§ What to produce: Spot each line that carries the word "Wehrmacht"; copy those lines.

[start Records to process]

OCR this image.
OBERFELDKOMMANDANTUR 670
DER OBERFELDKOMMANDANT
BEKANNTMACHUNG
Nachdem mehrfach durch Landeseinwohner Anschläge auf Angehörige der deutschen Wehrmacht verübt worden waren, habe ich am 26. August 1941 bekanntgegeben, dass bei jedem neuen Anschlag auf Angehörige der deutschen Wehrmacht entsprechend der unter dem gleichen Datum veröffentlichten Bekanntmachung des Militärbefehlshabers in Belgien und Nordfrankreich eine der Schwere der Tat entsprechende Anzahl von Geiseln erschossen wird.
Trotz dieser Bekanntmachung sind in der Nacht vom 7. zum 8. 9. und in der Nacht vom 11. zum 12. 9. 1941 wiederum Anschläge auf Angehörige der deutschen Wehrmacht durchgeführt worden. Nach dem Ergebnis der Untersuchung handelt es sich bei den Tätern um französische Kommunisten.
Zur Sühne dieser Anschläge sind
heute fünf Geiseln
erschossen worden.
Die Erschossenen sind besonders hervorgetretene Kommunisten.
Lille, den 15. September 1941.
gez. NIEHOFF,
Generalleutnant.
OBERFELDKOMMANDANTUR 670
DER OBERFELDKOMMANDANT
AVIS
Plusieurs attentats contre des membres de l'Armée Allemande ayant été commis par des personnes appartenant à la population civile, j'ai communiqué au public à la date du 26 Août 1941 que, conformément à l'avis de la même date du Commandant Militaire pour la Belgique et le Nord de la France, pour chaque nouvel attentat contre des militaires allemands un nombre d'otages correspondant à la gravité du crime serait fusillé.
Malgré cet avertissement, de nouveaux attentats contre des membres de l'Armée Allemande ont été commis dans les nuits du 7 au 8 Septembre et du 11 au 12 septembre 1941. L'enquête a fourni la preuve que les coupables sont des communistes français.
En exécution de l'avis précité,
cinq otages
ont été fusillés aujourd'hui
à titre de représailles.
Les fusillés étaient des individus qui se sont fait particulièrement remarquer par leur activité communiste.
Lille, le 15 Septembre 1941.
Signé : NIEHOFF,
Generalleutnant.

[end Records to process]
[start Records to process]

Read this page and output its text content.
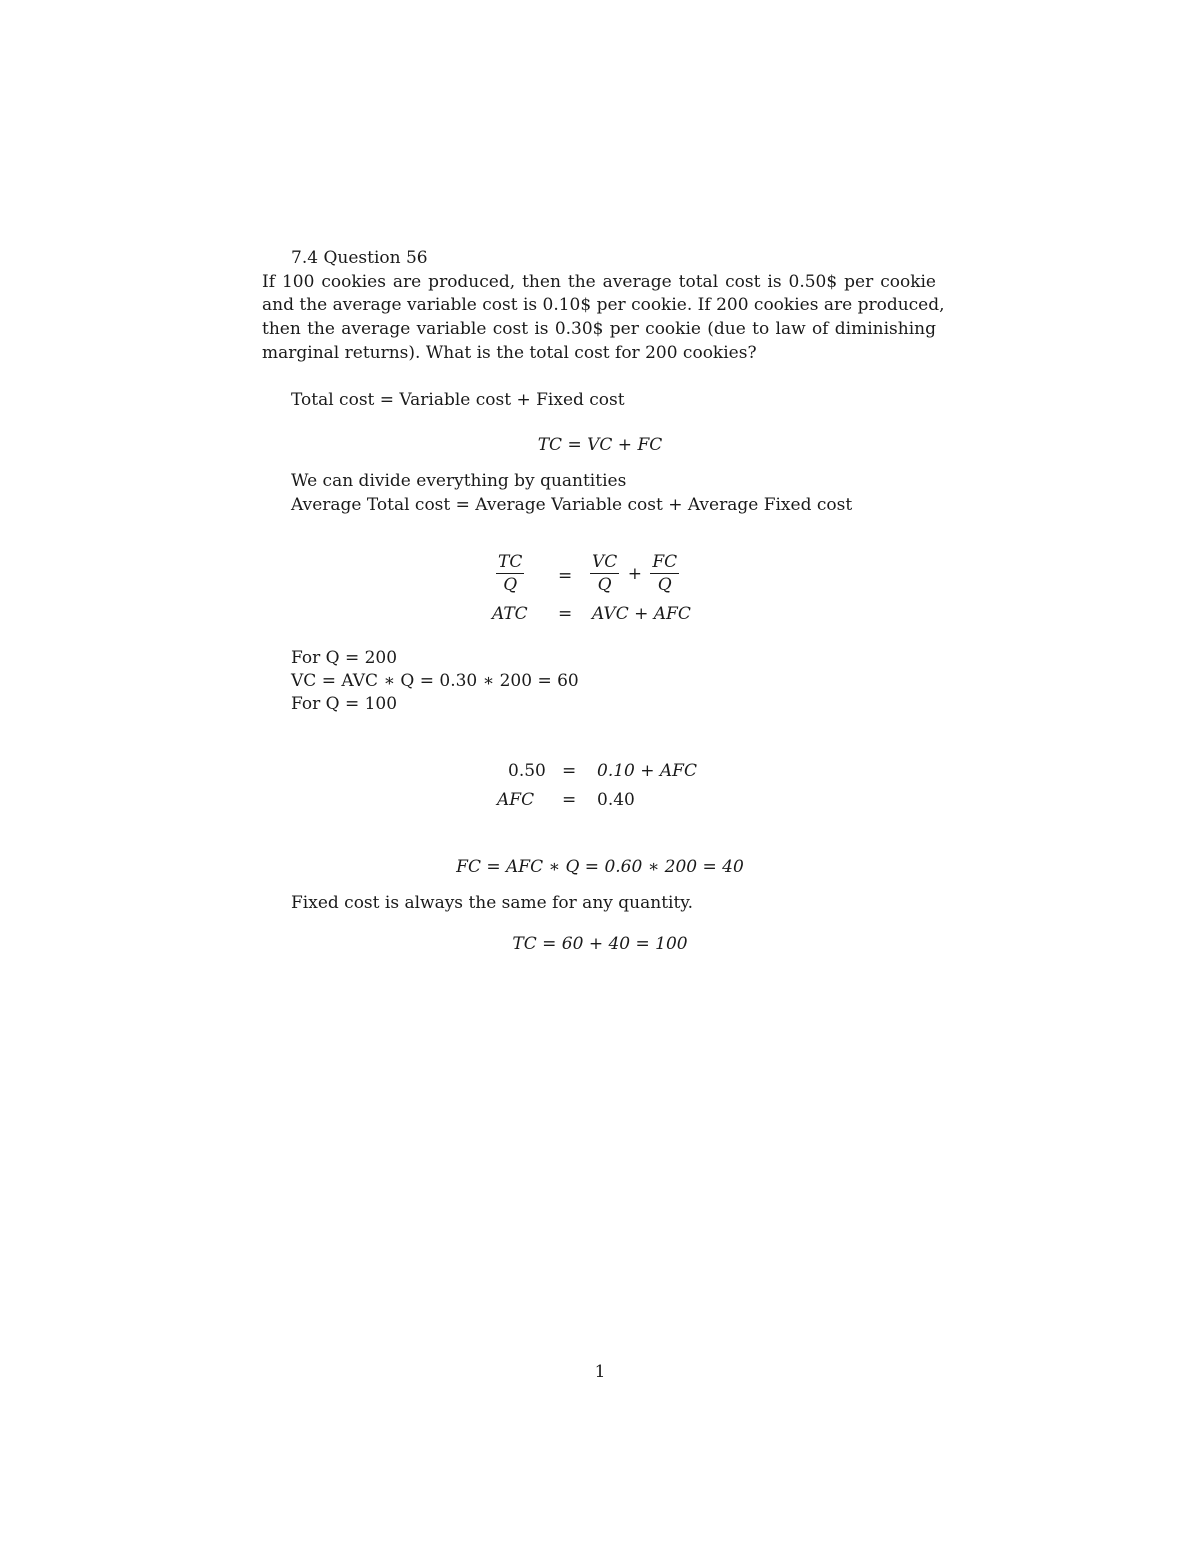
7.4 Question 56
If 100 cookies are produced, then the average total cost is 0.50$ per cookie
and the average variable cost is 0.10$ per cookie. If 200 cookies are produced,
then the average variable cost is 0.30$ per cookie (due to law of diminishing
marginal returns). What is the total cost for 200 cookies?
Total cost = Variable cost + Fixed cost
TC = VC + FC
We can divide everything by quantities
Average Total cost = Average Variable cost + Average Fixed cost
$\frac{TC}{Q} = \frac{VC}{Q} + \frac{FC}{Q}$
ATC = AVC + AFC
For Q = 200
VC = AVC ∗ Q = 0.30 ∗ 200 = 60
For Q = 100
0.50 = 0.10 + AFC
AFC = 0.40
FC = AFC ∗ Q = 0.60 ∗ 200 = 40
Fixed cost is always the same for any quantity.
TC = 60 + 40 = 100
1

[end Records to process]

§ Problem solution:
Nachdem mehrfach durch Landeseinwohner Anschläge auf Angehörige der deutschen Wehrmacht verübt worden waren, habe ich am 26. August 1941 bekanntgegeben, dass bei jedem neuen Anschlag auf Angehörige der deutschen Wehrmacht entsprechend der unter dem gleichen Datum veröffentlichten Bekanntmachung des Militärbefehlshabers in Belgien und Nordfrankreich eine der Schwere der Tat entsprechende Anzahl von Geiseln erschossen wird.
Trotz dieser Bekanntmachung sind in der Nacht vom 7. zum 8. 9. und in der Nacht vom 11. zum 12. 9. 1941 wiederum Anschläge auf Angehörige der deutschen Wehrmacht durchgeführt worden. Nach dem Ergebnis der Untersuchung handelt es sich bei den Tätern um französische Kommunisten.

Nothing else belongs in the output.